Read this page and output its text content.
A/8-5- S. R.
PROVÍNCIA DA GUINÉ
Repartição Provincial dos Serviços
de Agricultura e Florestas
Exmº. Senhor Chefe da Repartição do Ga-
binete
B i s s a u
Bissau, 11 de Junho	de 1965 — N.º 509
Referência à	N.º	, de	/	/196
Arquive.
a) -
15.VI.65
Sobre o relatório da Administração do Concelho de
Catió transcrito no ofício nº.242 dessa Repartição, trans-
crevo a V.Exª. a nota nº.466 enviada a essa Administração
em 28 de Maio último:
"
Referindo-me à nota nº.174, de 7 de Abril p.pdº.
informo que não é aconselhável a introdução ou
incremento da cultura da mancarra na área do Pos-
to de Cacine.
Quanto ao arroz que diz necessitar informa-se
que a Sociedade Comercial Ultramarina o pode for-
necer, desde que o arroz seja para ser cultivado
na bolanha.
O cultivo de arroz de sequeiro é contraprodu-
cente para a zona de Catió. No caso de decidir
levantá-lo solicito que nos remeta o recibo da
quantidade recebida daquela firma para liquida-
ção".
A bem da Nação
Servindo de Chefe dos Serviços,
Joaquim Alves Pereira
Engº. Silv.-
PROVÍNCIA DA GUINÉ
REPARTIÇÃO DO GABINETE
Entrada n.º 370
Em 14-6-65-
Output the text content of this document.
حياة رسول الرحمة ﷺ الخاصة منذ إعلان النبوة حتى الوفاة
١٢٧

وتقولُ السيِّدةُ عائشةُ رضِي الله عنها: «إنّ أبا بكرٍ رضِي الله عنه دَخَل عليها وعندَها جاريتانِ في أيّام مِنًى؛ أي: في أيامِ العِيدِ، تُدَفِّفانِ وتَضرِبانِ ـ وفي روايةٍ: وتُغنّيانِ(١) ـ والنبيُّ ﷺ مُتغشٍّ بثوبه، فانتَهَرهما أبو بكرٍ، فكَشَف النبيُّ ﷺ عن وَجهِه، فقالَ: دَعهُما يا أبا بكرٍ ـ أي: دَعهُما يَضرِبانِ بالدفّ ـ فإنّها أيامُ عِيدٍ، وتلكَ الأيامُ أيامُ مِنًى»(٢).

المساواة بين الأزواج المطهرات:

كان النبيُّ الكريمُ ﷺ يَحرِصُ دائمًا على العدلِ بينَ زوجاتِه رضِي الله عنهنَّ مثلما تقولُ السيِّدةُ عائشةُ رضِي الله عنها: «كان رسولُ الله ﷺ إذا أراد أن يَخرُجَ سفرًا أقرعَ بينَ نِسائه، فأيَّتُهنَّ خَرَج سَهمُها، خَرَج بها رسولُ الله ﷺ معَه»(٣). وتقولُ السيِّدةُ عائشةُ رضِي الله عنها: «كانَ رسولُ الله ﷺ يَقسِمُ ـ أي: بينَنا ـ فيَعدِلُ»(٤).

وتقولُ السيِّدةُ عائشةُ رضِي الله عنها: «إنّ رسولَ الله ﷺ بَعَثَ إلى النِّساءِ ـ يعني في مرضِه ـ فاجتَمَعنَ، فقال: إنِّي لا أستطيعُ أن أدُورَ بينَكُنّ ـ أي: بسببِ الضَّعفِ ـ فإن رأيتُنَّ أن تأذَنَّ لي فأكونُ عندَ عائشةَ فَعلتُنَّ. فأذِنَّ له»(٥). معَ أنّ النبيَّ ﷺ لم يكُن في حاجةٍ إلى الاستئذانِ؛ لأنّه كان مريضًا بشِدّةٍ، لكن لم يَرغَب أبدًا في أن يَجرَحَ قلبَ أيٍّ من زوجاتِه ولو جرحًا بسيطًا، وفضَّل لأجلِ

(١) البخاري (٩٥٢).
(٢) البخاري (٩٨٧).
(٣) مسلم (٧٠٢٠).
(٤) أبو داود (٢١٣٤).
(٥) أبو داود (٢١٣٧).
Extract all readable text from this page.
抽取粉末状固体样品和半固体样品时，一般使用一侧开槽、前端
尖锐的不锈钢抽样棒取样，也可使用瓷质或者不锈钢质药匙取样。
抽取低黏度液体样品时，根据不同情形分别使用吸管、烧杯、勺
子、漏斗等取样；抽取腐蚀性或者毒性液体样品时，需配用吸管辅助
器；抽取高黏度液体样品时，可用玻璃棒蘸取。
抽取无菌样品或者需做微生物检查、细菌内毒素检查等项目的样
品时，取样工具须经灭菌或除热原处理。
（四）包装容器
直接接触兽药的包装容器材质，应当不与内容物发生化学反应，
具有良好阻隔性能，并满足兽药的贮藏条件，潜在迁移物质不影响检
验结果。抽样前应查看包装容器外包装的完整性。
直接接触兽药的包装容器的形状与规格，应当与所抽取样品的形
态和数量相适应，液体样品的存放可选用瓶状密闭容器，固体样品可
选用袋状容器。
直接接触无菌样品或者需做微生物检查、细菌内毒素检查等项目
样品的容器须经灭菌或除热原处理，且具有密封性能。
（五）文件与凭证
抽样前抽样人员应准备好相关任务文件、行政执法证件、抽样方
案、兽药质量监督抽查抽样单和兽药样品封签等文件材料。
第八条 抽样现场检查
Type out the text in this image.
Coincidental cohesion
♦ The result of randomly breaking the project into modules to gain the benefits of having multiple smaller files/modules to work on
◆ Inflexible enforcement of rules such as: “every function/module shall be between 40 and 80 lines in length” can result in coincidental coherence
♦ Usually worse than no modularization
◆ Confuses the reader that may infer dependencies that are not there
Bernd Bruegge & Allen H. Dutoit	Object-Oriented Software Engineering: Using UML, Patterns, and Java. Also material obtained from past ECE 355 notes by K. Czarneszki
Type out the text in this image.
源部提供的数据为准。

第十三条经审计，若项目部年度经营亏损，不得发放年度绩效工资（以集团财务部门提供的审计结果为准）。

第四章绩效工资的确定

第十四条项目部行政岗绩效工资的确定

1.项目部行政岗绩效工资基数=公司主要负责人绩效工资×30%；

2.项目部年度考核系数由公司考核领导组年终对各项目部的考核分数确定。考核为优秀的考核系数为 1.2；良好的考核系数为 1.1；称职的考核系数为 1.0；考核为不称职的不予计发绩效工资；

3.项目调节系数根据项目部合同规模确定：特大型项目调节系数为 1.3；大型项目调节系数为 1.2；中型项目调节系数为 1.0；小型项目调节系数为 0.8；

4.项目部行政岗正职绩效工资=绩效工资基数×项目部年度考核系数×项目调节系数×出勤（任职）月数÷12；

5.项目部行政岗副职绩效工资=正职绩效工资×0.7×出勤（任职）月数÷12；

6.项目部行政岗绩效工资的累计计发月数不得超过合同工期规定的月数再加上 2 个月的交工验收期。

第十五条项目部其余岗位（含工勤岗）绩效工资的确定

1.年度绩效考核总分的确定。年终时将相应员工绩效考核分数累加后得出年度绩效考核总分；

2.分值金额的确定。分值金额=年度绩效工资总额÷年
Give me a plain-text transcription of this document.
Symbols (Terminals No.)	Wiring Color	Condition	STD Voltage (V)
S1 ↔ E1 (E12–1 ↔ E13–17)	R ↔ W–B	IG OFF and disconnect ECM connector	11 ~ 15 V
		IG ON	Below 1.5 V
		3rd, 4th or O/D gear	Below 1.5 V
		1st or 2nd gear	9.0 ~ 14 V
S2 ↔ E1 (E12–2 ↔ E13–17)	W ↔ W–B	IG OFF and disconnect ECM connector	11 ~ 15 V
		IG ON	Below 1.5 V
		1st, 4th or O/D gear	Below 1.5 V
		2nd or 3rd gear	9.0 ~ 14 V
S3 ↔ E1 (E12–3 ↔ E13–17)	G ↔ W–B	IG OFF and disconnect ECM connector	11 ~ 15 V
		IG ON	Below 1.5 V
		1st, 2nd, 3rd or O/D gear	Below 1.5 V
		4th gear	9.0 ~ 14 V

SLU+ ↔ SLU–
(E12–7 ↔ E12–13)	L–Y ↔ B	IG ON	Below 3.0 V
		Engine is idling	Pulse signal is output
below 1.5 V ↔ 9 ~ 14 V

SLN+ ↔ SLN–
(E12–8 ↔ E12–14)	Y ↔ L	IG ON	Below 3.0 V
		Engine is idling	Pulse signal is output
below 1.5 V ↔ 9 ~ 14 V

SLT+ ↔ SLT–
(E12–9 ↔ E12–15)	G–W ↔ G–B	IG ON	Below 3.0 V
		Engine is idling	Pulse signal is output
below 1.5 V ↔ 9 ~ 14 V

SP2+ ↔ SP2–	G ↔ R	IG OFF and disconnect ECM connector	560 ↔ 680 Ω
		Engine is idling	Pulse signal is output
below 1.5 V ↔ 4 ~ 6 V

____

Exercise description ▸ Tally the lines of the listing in which the word "page" occurs, and state the total alone.

Exercise solution ▸ 2